## [Selected extract]
----
Mullein: a Gift From the Birds


| 7/6/2018 10:52:00 AM


Tags: herbs, herbalism, mullein alternative health, wildcrafting, Lori Osterloh-Hagaman,

Occasionally I find I have random plants popping up in my flower beds. These plants make an appearance despite me not planting them there. I call these my “gifts from the birds.” Let’s face it, seeds migrate. There’s evidence of plants moving across entire continents. Windblows seeds. Waterways carry seeds. Seeds can cling to animal fur. Birds eat the seeds and sometimes they leave droppings with still viable seeds in it.

Once of the summer gifts from the birds that I am overjoyed to see in the side ditches this summer is mullein. This is a distinctive plant that makes its presence known. It is described as growing one to two feet in height in most informational sources, but I have seen them taller than me. So, they have gotten over five foot three inches tall. They have one stem and around this stem fuzzy, broad leaves grow in a whorled pattern. The single flower stalk is home to the small balls from which the little yellow flowers bloom. They are native to Asia and Europe, but have made their way west to North America. It grows readily in the midwest and eastern states. Here in Ohio I get to enjoy this plant often.

The yellow flowers of mullein

Mullein is sometimes referred to Kings Lantern. Its Latin name is Verbascum thapsus, but there are a ton of different plants that belong to the Verbascum species. Mullein is listed in many herbals as being especially beneficial for the lungs and respiratory system. Through the ages, the fuzzy leaves were used to line the insides of shoes to insulate against the cold. There are wives’ tales about this being enough to help remedy lung congestion.

The flowers can be boiled in olive oil to produce an oil many people use to alleviate the pain associated with ear aches. Boil these same flowers in honey and you get a delicious syrup which is said to relieve cough and chest congestion. The leaves and roots can be dried, powdered and encapsulated. These capsules are then ingested to aid with a host of discomforts. It has emollient and astringent properties, so it can soothe irritated tissues, including skin.



>is a treasured gift from the birds.

MtnGma
7/7/2018 11:19:50 AM

In Colorado this plant is an invasive pest and must be pulled and burned when flowers are present.
----
## [Data provided]
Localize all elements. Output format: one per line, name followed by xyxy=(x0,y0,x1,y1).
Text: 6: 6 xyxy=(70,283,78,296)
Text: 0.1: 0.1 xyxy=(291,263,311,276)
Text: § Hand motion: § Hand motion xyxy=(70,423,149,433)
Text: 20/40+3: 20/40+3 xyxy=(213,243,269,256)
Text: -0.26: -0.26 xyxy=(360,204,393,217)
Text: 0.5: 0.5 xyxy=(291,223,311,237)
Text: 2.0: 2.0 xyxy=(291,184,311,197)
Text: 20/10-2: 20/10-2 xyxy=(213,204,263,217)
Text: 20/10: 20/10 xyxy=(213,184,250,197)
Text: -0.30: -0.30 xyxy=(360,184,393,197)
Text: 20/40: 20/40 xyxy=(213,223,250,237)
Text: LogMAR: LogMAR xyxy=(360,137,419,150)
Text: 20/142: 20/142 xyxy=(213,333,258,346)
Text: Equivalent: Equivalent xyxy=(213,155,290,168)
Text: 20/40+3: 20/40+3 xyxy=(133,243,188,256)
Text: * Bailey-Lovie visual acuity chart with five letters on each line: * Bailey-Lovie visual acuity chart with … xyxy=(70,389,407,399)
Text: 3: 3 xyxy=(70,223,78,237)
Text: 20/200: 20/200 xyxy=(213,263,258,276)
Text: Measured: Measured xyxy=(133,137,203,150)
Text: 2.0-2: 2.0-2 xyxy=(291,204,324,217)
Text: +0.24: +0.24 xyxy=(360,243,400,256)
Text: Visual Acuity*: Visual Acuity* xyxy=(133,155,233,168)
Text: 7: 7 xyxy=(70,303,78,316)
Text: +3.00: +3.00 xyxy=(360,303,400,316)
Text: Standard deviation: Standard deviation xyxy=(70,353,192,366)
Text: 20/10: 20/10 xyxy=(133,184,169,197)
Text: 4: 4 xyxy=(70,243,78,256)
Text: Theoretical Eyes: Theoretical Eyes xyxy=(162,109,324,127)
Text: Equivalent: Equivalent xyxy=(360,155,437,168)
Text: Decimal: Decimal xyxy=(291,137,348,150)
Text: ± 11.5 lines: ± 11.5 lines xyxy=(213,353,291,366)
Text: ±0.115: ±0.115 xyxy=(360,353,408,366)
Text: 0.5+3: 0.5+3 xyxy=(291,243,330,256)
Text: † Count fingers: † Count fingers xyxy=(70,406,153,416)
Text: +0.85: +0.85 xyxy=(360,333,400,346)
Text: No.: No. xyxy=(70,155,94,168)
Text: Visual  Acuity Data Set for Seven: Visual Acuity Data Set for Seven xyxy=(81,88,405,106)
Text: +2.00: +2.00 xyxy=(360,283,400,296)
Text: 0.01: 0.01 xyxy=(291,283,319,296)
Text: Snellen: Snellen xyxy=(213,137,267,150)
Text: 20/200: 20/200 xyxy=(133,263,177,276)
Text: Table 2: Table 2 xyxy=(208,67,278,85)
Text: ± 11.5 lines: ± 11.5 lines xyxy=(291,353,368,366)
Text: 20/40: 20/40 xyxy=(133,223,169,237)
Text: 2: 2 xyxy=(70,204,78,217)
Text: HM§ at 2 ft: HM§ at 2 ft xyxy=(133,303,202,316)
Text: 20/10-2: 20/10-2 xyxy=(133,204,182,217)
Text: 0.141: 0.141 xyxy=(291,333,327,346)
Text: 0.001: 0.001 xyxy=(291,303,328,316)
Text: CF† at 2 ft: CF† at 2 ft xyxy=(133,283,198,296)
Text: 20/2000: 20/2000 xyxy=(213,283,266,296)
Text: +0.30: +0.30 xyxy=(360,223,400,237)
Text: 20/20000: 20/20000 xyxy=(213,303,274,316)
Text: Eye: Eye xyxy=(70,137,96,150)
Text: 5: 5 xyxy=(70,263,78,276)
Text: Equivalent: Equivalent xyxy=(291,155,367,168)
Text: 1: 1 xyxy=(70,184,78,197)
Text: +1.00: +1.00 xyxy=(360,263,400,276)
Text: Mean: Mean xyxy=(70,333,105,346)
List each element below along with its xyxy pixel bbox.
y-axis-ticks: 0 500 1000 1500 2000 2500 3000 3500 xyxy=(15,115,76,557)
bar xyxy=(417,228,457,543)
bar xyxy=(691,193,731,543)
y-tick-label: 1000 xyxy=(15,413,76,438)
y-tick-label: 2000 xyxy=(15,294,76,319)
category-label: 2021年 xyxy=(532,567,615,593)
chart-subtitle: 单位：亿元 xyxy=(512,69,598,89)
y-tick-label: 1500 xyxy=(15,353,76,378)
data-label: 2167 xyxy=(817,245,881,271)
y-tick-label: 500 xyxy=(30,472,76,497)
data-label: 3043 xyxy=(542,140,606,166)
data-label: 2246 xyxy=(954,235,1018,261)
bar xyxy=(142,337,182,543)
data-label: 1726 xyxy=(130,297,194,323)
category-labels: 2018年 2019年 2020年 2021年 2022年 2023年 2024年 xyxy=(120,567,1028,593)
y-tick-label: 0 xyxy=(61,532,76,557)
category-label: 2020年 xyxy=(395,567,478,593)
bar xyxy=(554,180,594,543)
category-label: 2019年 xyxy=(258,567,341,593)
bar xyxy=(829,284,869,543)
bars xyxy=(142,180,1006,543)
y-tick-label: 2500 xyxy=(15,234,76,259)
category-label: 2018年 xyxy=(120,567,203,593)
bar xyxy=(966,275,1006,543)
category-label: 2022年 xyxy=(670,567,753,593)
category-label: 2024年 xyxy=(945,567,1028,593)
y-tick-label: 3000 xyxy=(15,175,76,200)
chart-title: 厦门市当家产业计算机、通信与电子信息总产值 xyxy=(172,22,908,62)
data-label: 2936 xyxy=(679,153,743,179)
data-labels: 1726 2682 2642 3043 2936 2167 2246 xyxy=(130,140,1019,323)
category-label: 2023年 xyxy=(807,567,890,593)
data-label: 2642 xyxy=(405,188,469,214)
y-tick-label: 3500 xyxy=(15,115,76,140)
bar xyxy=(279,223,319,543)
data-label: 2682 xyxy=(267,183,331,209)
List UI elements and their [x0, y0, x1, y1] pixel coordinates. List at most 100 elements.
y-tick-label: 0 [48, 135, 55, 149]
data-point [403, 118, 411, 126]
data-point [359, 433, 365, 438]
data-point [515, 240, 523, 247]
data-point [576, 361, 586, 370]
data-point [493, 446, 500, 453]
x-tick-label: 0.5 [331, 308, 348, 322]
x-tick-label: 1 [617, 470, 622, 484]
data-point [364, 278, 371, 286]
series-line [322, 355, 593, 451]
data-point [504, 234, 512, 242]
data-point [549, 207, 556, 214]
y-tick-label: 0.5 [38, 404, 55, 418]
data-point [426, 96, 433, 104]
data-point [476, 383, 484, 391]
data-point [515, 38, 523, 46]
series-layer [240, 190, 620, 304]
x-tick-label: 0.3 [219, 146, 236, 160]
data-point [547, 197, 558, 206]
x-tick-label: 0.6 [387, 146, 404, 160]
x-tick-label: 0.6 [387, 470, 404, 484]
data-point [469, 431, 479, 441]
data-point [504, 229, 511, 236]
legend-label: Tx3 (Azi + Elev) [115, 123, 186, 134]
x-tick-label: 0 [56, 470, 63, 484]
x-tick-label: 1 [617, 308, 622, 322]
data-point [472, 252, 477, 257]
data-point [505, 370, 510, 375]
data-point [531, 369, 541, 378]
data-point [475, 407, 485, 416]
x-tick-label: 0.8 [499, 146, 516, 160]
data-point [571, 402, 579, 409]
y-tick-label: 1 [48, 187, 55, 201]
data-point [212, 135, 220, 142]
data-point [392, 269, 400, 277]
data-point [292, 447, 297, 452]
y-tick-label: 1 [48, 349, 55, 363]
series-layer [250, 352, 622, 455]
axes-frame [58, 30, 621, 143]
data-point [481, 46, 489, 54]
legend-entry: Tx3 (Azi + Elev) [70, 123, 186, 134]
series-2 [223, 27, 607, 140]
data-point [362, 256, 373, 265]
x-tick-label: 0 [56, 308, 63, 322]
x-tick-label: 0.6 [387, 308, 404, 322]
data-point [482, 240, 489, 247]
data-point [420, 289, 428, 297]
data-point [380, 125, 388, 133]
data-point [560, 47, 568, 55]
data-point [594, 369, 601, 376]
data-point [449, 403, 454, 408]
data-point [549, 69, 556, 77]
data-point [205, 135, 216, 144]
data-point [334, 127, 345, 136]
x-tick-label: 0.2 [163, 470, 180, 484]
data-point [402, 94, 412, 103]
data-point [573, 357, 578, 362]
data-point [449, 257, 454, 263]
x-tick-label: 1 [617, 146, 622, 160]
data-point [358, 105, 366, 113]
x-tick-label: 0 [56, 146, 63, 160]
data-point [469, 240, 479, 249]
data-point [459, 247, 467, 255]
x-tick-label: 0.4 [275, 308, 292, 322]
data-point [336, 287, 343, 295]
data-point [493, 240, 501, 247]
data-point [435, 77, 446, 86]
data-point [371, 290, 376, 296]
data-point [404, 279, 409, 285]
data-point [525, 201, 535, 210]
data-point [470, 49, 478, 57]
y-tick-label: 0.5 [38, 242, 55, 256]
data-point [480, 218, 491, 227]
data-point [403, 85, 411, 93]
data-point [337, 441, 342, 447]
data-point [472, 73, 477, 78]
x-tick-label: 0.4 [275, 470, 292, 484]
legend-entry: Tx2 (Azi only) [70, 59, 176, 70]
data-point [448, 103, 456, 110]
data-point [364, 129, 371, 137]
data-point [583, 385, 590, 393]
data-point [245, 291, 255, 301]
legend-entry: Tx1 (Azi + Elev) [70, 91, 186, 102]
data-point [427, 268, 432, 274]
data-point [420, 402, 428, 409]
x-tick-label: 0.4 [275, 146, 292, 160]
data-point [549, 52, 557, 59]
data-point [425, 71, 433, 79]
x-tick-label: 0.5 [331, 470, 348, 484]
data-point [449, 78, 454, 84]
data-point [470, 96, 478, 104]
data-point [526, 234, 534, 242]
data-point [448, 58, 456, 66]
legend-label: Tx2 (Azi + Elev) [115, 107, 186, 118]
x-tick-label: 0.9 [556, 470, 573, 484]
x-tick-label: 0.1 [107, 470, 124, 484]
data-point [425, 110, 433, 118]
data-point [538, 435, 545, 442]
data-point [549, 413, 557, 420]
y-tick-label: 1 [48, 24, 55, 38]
----
## [To do]
• a. In the mullein article, write out the passage starting with "The yellow flowers" and going on through "remedy lung congestion.".
• b. List every way the mullein article says seeds can move from place to place.
• c. What Latin name does the mullein article give for the plant?

## [Answers for the tasks]
• a.
The yellow flowers of mullein

Mullein is sometimes referred to Kings Lantern. Its Latin name is Verbascum thapsus, but there are a ton of different plants that belong to the Verbascum species. Mullein is listed in many herbals as being especially beneficial for the lungs and respiratory system. Through the ages, the fuzzy leaves were used to line the insides of shoes to insulate against the cold. There are wives’ tales about this being enough to help remedy lung congestion.

• b.
- Wind blows them.
- Waterways carry them.
- They cling to animal fur.
- Birds eat them and leave droppings that still hold viable seeds.

• c. Verbascum thapsus